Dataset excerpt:
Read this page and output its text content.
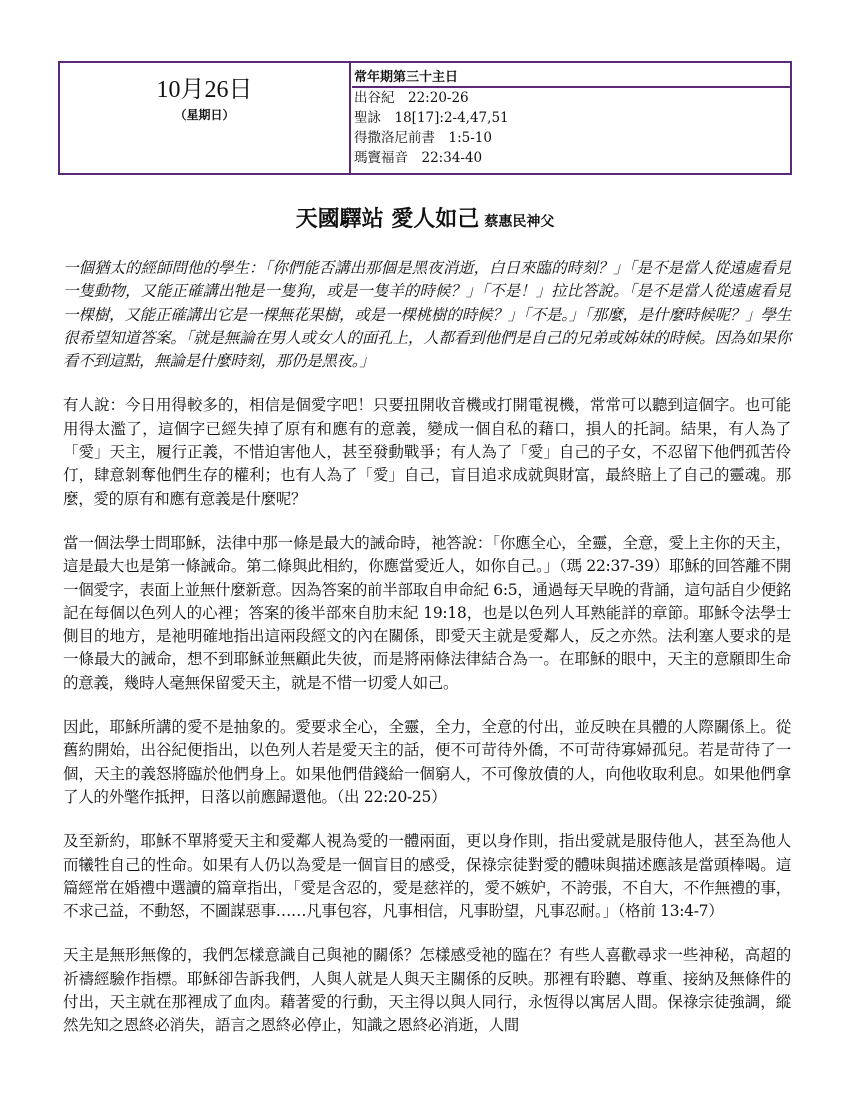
10月26日
（星期日）
常年期第三十主日
出谷紀　22:20-26
聖詠　18[17]:2-4,47,51
得撒洛尼前書　1:5-10
瑪竇福音　22:34-40
天國驛站 愛人如己 蔡惠民神父

一個猶太的經師問他的學生：「你們能否講出那個是黑夜消逝，白日來臨的時刻？」「是不是當人從遠處看見一隻動物，又能正確講出牠是一隻狗，或是一隻羊的時候？」「不是！」拉比答說。「是不是當人從遠處看見一棵樹，又能正確講出它是一棵無花果樹，或是一棵桃樹的時候？」「不是。」「那麼，是什麼時候呢？」學生很希望知道答案。「就是無論在男人或女人的面孔上，人都看到他們是自己的兄弟或姊妹的時候。因為如果你看不到這點，無論是什麼時刻，那仍是黑夜。」

有人說：今日用得較多的，相信是個愛字吧！只要扭開收音機或打開電視機，常常可以聽到這個字。也可能用得太濫了，這個字已經失掉了原有和應有的意義，變成一個自私的藉口，損人的托詞。結果，有人為了「愛」天主，履行正義，不惜迫害他人，甚至發動戰爭；有人為了「愛」自己的子女，不忍留下他們孤苦伶仃，肆意剝奪他們生存的權利；也有人為了「愛」自己，盲目追求成就與財富，最終賠上了自己的靈魂。那麼，愛的原有和應有意義是什麼呢？

當一個法學士問耶穌，法律中那一條是最大的誡命時，祂答說：「你應全心，全靈，全意，愛上主你的天主，這是最大也是第一條誡命。第二條與此相約，你應當愛近人，如你自己。」（瑪 22:37-39）耶穌的回答離不開一個愛字，表面上並無什麼新意。因為答案的前半部取自申命紀 6:5，通過每天早晚的背誦，這句話自少便銘記在每個以色列人的心裡；答案的後半部來自肋末紀 19:18，也是以色列人耳熟能詳的章節。耶穌令法學士側目的地方，是祂明確地指出這兩段經文的內在關係，即愛天主就是愛鄰人，反之亦然。法利塞人要求的是一條最大的誡命，想不到耶穌並無顧此失彼，而是將兩條法律結合為一。在耶穌的眼中，天主的意願即生命的意義，幾時人毫無保留愛天主，就是不惜一切愛人如己。

因此，耶穌所講的愛不是抽象的。愛要求全心，全靈，全力，全意的付出，並反映在具體的人際關係上。從舊約開始，出谷紀便指出，以色列人若是愛天主的話，便不可苛待外僑，不可苛待寡婦孤兒。若是苛待了一個，天主的義怒將臨於他們身上。如果他們借錢給一個窮人，不可像放債的人，向他收取利息。如果他們拿了人的外氅作抵押，日落以前應歸還他。（出 22:20-25）

及至新約，耶穌不單將愛天主和愛鄰人視為愛的一體兩面，更以身作則，指出愛就是服侍他人，甚至為他人而犧牲自己的性命。如果有人仍以為愛是一個盲目的感受，保祿宗徒對愛的體味與描述應該是當頭棒喝。這篇經常在婚禮中選讀的篇章指出，「愛是含忍的，愛是慈祥的，愛不嫉妒，不誇張，不自大，不作無禮的事，不求己益，不動怒，不圖謀惡事……凡事包容，凡事相信，凡事盼望，凡事忍耐。」（格前 13:4-7）

天主是無形無像的，我們怎樣意識自己與祂的關係？怎樣感受祂的臨在？有些人喜歡尋求一些神秘，高超的祈禱經驗作指標。耶穌卻告訴我們，人與人就是人與天主關係的反映。那裡有聆聽、尊重、接納及無條件的付出，天主就在那裡成了血肉。藉著愛的行動，天主得以與人同行，永恆得以寓居人間。保祿宗徒強調，縱然先知之恩終必消失，語言之恩終必停止，知識之恩終必消逝，人間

▶ **Directions for this task**
Restate the records word for word, omitting images.

▶ **Answer**
Read this page and output its text content.
10月26日
（星期日）
常年期第三十主日
出谷紀　22:20-26
聖詠　18[17]:2-4,47,51
得撒洛尼前書　1:5-10
瑪竇福音　22:34-40
天國驛站 愛人如己 蔡惠民神父

一個猶太的經師問他的學生：「你們能否講出那個是黑夜消逝，白日來臨的時刻？」「是不是當人從遠處看見一隻動物，又能正確講出牠是一隻狗，或是一隻羊的時候？」「不是！」拉比答說。「是不是當人從遠處看見一棵樹，又能正確講出它是一棵無花果樹，或是一棵桃樹的時候？」「不是。」「那麼，是什麼時候呢？」學生很希望知道答案。「就是無論在男人或女人的面孔上，人都看到他們是自己的兄弟或姊妹的時候。因為如果你看不到這點，無論是什麼時刻，那仍是黑夜。」

有人說：今日用得較多的，相信是個愛字吧！只要扭開收音機或打開電視機，常常可以聽到這個字。也可能用得太濫了，這個字已經失掉了原有和應有的意義，變成一個自私的藉口，損人的托詞。結果，有人為了「愛」天主，履行正義，不惜迫害他人，甚至發動戰爭；有人為了「愛」自己的子女，不忍留下他們孤苦伶仃，肆意剝奪他們生存的權利；也有人為了「愛」自己，盲目追求成就與財富，最終賠上了自己的靈魂。那麼，愛的原有和應有意義是什麼呢？

當一個法學士問耶穌，法律中那一條是最大的誡命時，祂答說：「你應全心，全靈，全意，愛上主你的天主，這是最大也是第一條誡命。第二條與此相約，你應當愛近人，如你自己。」（瑪 22:37-39）耶穌的回答離不開一個愛字，表面上並無什麼新意。因為答案的前半部取自申命紀 6:5，通過每天早晚的背誦，這句話自少便銘記在每個以色列人的心裡；答案的後半部來自肋末紀 19:18，也是以色列人耳熟能詳的章節。耶穌令法學士側目的地方，是祂明確地指出這兩段經文的內在關係，即愛天主就是愛鄰人，反之亦然。法利塞人要求的是一條最大的誡命，想不到耶穌並無顧此失彼，而是將兩條法律結合為一。在耶穌的眼中，天主的意願即生命的意義，幾時人毫無保留愛天主，就是不惜一切愛人如己。

因此，耶穌所講的愛不是抽象的。愛要求全心，全靈，全力，全意的付出，並反映在具體的人際關係上。從舊約開始，出谷紀便指出，以色列人若是愛天主的話，便不可苛待外僑，不可苛待寡婦孤兒。若是苛待了一個，天主的義怒將臨於他們身上。如果他們借錢給一個窮人，不可像放債的人，向他收取利息。如果他們拿了人的外氅作抵押，日落以前應歸還他。（出 22:20-25）

及至新約，耶穌不單將愛天主和愛鄰人視為愛的一體兩面，更以身作則，指出愛就是服侍他人，甚至為他人而犧牲自己的性命。如果有人仍以為愛是一個盲目的感受，保祿宗徒對愛的體味與描述應該是當頭棒喝。這篇經常在婚禮中選讀的篇章指出，「愛是含忍的，愛是慈祥的，愛不嫉妒，不誇張，不自大，不作無禮的事，不求己益，不動怒，不圖謀惡事……凡事包容，凡事相信，凡事盼望，凡事忍耐。」（格前 13:4-7）

天主是無形無像的，我們怎樣意識自己與祂的關係？怎樣感受祂的臨在？有些人喜歡尋求一些神秘，高超的祈禱經驗作指標。耶穌卻告訴我們，人與人就是人與天主關係的反映。那裡有聆聽、尊重、接納及無條件的付出，天主就在那裡成了血肉。藉著愛的行動，天主得以與人同行，永恆得以寓居人間。保祿宗徒強調，縱然先知之恩終必消失，語言之恩終必停止，知識之恩終必消逝，人間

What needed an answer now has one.